(begin)

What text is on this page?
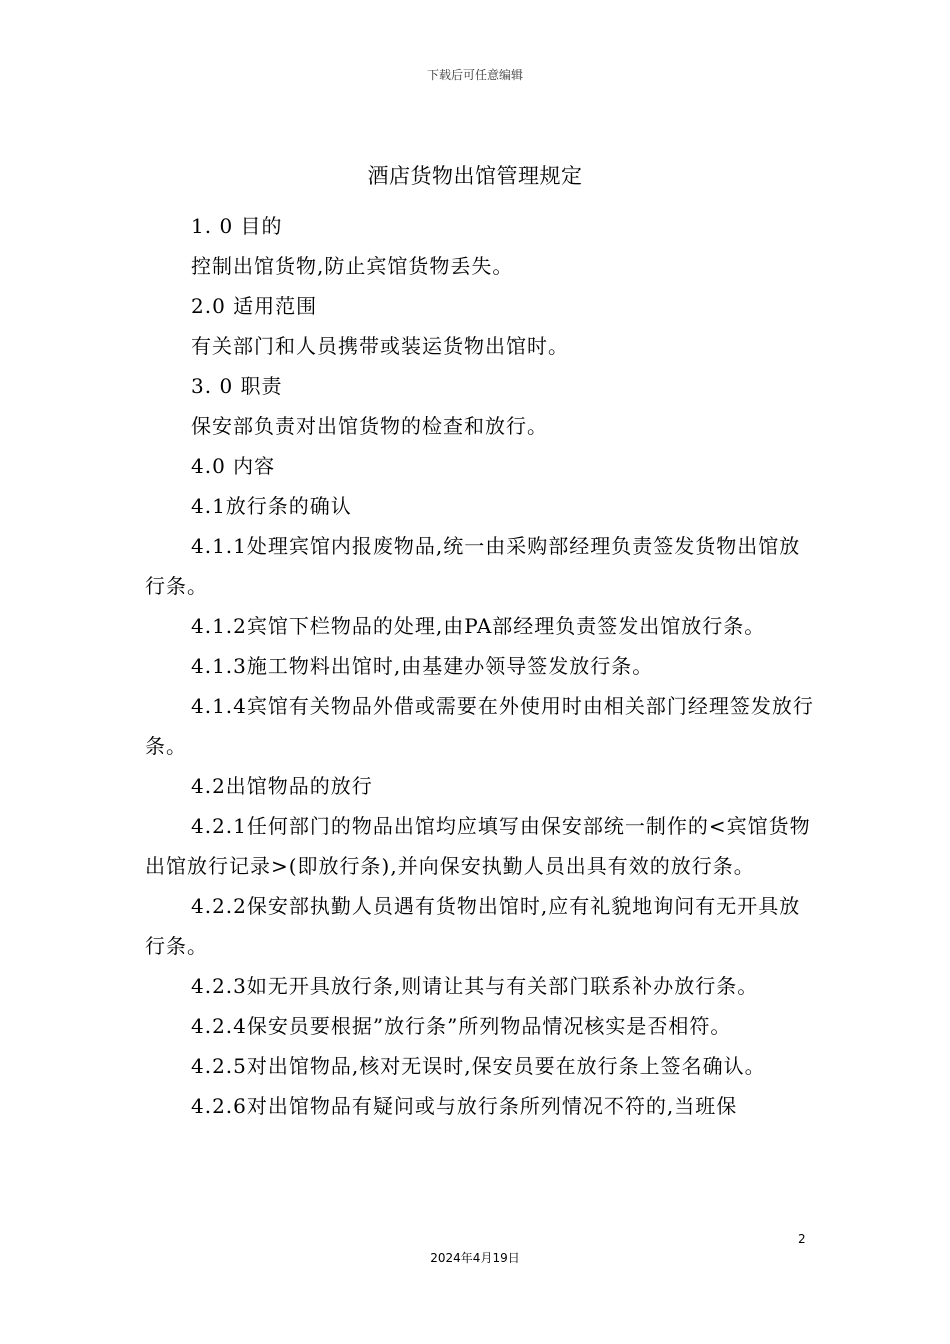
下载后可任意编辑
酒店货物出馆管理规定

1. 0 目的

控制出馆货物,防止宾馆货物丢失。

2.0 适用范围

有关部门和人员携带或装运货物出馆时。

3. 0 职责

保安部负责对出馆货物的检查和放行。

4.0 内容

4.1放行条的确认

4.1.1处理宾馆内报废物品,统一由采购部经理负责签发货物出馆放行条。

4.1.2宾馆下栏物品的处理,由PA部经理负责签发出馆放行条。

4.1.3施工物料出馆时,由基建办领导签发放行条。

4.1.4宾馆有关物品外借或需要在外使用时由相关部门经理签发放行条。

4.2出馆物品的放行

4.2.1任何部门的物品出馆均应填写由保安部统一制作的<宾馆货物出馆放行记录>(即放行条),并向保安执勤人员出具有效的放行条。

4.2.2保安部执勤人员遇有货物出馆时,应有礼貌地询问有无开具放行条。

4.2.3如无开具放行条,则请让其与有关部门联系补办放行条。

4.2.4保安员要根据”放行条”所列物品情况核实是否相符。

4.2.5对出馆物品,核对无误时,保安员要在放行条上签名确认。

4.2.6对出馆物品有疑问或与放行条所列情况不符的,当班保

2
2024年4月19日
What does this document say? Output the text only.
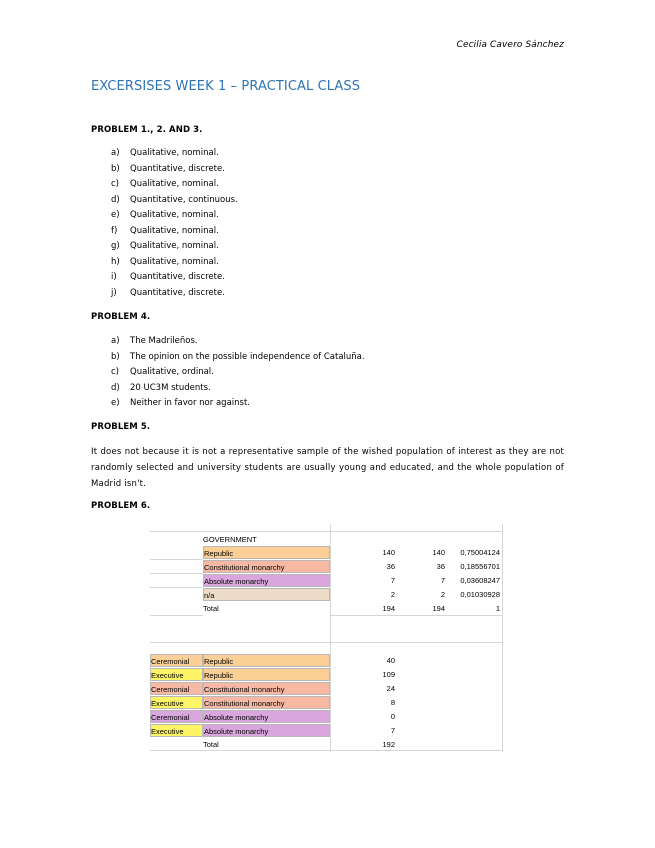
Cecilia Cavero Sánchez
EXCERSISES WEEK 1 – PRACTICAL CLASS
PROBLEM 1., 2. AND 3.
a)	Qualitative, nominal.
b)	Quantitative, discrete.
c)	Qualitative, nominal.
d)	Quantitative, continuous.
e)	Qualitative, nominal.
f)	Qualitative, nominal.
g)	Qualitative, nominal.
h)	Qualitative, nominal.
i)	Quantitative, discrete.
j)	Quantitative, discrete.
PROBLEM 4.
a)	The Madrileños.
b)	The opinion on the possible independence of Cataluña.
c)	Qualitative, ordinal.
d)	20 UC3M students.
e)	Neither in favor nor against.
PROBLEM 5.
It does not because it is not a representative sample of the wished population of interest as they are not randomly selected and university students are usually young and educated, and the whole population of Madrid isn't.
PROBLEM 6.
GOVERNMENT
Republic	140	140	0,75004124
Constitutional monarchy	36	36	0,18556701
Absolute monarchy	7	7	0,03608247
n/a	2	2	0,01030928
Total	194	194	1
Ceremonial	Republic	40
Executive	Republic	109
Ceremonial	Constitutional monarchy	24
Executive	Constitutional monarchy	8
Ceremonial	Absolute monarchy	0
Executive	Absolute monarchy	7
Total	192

(end)

Given problem: Each record above should come back exactly the same, only without its pictures.

Finished task:
What text is on this page?
下载后可任意编辑
酒店货物出馆管理规定

1. 0 目的

控制出馆货物,防止宾馆货物丢失。

2.0 适用范围

有关部门和人员携带或装运货物出馆时。

3. 0 职责

保安部负责对出馆货物的检查和放行。

4.0 内容

4.1放行条的确认

4.1.1处理宾馆内报废物品,统一由采购部经理负责签发货物出馆放行条。

4.1.2宾馆下栏物品的处理,由PA部经理负责签发出馆放行条。

4.1.3施工物料出馆时,由基建办领导签发放行条。

4.1.4宾馆有关物品外借或需要在外使用时由相关部门经理签发放行条。

4.2出馆物品的放行

4.2.1任何部门的物品出馆均应填写由保安部统一制作的<宾馆货物出馆放行记录>(即放行条),并向保安执勤人员出具有效的放行条。

4.2.2保安部执勤人员遇有货物出馆时,应有礼貌地询问有无开具放行条。

4.2.3如无开具放行条,则请让其与有关部门联系补办放行条。

4.2.4保安员要根据”放行条”所列物品情况核实是否相符。

4.2.5对出馆物品,核对无误时,保安员要在放行条上签名确认。

4.2.6对出馆物品有疑问或与放行条所列情况不符的,当班保

2
2024年4月19日
What does this document say? Output the text only.
Cecilia Cavero Sánchez
EXCERSISES WEEK 1 – PRACTICAL CLASS
PROBLEM 1., 2. AND 3.
a)	Qualitative, nominal.
b)	Quantitative, discrete.
c)	Qualitative, nominal.
d)	Quantitative, continuous.
e)	Qualitative, nominal.
f)	Qualitative, nominal.
g)	Qualitative, nominal.
h)	Qualitative, nominal.
i)	Quantitative, discrete.
j)	Quantitative, discrete.
PROBLEM 4.
a)	The Madrileños.
b)	The opinion on the possible independence of Cataluña.
c)	Qualitative, ordinal.
d)	20 UC3M students.
e)	Neither in favor nor against.
PROBLEM 5.
It does not because it is not a representative sample of the wished population of interest as they are not randomly selected and university students are usually young and educated, and the whole population of Madrid isn't.
PROBLEM 6.
GOVERNMENT
Republic	140	140	0,75004124
Constitutional monarchy	36	36	0,18556701
Absolute monarchy	7	7	0,03608247
n/a	2	2	0,01030928
Total	194	194	1
Ceremonial	Republic	40
Executive	Republic	109
Ceremonial	Constitutional monarchy	24
Executive	Constitutional monarchy	8
Ceremonial	Absolute monarchy	0
Executive	Absolute monarchy	7
Total	192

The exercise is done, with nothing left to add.